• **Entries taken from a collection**
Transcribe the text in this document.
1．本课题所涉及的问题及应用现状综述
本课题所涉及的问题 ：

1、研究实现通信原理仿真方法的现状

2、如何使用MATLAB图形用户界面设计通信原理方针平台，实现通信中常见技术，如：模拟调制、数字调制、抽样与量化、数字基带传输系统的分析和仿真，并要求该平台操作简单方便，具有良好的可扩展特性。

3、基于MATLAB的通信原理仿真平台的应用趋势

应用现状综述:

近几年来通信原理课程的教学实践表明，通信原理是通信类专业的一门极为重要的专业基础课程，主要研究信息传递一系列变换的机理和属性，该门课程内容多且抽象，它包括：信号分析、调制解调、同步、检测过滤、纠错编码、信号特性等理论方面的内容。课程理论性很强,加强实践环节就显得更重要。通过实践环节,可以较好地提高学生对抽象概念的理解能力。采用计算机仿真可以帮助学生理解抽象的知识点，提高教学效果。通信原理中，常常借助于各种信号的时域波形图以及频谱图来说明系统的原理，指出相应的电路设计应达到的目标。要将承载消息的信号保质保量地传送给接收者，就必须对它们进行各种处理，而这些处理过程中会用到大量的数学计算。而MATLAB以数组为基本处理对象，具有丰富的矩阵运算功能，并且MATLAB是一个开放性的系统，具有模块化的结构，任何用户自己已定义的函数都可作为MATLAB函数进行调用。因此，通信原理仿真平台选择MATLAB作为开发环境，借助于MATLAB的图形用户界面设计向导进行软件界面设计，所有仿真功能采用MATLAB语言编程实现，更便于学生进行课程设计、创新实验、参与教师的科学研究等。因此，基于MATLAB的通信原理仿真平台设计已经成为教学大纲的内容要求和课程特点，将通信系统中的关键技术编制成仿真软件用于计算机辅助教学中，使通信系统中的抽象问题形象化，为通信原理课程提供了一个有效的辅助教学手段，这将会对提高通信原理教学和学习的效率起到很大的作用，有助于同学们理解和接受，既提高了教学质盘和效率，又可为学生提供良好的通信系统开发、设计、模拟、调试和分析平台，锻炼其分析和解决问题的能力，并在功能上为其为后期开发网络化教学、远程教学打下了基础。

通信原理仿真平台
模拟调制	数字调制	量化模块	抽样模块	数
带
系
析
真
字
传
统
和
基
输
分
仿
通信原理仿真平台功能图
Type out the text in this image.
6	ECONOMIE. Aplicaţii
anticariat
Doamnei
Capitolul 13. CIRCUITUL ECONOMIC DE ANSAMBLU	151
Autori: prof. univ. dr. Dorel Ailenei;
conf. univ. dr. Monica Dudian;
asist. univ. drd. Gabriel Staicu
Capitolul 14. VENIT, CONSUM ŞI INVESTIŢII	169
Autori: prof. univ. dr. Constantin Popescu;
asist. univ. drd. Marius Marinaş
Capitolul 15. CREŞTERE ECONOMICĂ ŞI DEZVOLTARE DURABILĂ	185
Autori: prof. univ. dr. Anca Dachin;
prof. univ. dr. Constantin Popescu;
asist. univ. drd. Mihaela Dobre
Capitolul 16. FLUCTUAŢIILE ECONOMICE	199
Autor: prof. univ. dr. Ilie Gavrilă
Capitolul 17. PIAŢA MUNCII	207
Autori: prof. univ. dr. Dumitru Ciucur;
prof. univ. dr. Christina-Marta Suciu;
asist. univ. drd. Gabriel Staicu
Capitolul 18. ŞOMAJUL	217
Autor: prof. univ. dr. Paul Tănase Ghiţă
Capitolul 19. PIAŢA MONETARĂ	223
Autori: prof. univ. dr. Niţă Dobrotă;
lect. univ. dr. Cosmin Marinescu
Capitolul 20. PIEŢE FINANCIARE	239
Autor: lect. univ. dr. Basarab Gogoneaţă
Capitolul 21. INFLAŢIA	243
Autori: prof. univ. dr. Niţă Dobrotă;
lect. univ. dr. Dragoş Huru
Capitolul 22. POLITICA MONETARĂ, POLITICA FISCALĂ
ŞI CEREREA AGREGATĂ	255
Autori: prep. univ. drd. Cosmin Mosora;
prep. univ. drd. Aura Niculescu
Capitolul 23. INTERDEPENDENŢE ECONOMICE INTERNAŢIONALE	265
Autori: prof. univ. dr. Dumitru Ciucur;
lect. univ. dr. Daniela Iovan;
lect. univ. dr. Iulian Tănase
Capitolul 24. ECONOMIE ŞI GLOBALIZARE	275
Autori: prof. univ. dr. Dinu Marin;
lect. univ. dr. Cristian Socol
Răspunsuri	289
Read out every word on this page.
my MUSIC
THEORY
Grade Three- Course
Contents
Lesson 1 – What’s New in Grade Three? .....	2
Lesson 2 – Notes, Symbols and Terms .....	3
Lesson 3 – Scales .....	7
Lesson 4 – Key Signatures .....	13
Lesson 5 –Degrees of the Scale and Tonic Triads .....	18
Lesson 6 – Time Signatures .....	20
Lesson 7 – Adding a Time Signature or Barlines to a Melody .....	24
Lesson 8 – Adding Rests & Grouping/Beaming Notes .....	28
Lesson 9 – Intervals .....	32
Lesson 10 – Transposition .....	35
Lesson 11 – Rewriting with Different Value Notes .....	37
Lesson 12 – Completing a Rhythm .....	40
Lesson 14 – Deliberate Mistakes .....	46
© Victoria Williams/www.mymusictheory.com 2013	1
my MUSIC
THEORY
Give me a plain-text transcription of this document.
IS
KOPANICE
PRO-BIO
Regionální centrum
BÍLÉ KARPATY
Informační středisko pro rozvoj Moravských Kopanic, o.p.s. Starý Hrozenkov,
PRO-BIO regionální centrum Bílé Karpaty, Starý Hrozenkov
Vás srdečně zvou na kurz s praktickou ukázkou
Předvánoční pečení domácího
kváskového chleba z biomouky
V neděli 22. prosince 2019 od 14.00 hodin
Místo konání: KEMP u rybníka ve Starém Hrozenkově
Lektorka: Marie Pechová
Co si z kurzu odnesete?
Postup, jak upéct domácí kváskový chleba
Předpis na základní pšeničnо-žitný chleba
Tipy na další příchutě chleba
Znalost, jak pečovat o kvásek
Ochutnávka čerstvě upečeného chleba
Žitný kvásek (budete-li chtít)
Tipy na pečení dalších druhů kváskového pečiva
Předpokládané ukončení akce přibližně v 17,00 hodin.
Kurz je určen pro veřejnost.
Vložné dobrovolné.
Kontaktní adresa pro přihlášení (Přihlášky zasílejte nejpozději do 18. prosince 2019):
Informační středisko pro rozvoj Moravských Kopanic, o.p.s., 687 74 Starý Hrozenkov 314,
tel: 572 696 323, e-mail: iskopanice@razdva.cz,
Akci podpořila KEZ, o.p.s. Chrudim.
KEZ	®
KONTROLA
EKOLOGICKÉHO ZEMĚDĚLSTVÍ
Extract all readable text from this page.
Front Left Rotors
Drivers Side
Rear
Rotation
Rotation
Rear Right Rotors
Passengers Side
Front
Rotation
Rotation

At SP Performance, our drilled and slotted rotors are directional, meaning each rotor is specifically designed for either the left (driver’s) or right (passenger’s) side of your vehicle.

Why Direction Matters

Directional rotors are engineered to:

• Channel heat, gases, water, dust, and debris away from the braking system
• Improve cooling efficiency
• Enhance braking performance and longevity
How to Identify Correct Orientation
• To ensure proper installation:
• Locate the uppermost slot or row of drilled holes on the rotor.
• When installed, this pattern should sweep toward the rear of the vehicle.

• **Challenge**
From the line holding "Extract all readable text from this page." to the last line of the records, quote each line exactly and add nothing.

• **Output for this task**
Extract all readable text from this page.
Front Left Rotors
Drivers Side
Rear
Rotation
Rotation
Rear Right Rotors
Passengers Side
Front
Rotation
Rotation

At SP Performance, our drilled and slotted rotors are directional, meaning each rotor is specifically designed for either the left (driver’s) or right (passenger’s) side of your vehicle.

Why Direction Matters

Directional rotors are engineered to:

• Channel heat, gases, water, dust, and debris away from the braking system
• Improve cooling efficiency
• Enhance braking performance and longevity
How to Identify Correct Orientation
• To ensure proper installation:
• Locate the uppermost slot or row of drilled holes on the rotor.
• When installed, this pattern should sweep toward the rear of the vehicle.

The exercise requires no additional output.